▸ **DATA LISTING**
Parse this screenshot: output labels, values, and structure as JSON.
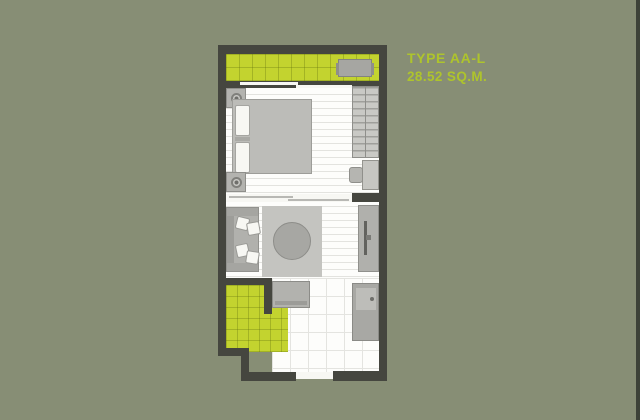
{
  "title": {
    "type_label": "TYPE AA-L",
    "area_label": "28.52 SQ.M."
  },
  "colors": {
    "background": "#878e75",
    "accent": "#c3d32f",
    "text_green": "#aec42c",
    "wall": "#45463f",
    "floor": "#fdfdfb",
    "rug": "#c4c4c0",
    "fur": "#bcbcb8",
    "edge": "#3d4238"
  },
  "floorplan": {
    "unit_type": "TYPE AA-L",
    "unit_area_sqm": "28.52",
    "rooms": [
      "balcony",
      "bedroom",
      "living-area",
      "bathroom",
      "kitchen-entry-hall"
    ],
    "furniture": [
      "ac-unit",
      "bed",
      "pillows",
      "nightstands",
      "lamps",
      "wardrobe",
      "desk",
      "stool",
      "sliding-partition",
      "sofa",
      "rug",
      "round-coffee-table",
      "tv-console",
      "tv",
      "cabinet",
      "kitchen-counter",
      "kitchen-sink",
      "fridge",
      "toilet",
      "bathroom-sink",
      "shower",
      "entry-door",
      "bathroom-door"
    ]
  }
}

▸ **WRITTEN TASK**
All records should be output exactly, with the pictures left out.

▸ **FINISHED ANSWER**
Parse this screenshot: output labels, values, and structure as JSON.
{
  "title": {
    "type_label": "TYPE AA-L",
    "area_label": "28.52 SQ.M."
  },
  "colors": {
    "background": "#878e75",
    "accent": "#c3d32f",
    "text_green": "#aec42c",
    "wall": "#45463f",
    "floor": "#fdfdfb",
    "rug": "#c4c4c0",
    "fur": "#bcbcb8",
    "edge": "#3d4238"
  },
  "floorplan": {
    "unit_type": "TYPE AA-L",
    "unit_area_sqm": "28.52",
    "rooms": [
      "balcony",
      "bedroom",
      "living-area",
      "bathroom",
      "kitchen-entry-hall"
    ],
    "furniture": [
      "ac-unit",
      "bed",
      "pillows",
      "nightstands",
      "lamps",
      "wardrobe",
      "desk",
      "stool",
      "sliding-partition",
      "sofa",
      "rug",
      "round-coffee-table",
      "tv-console",
      "tv",
      "cabinet",
      "kitchen-counter",
      "kitchen-sink",
      "fridge",
      "toilet",
      "bathroom-sink",
      "shower",
      "entry-door",
      "bathroom-door"
    ]
  }
}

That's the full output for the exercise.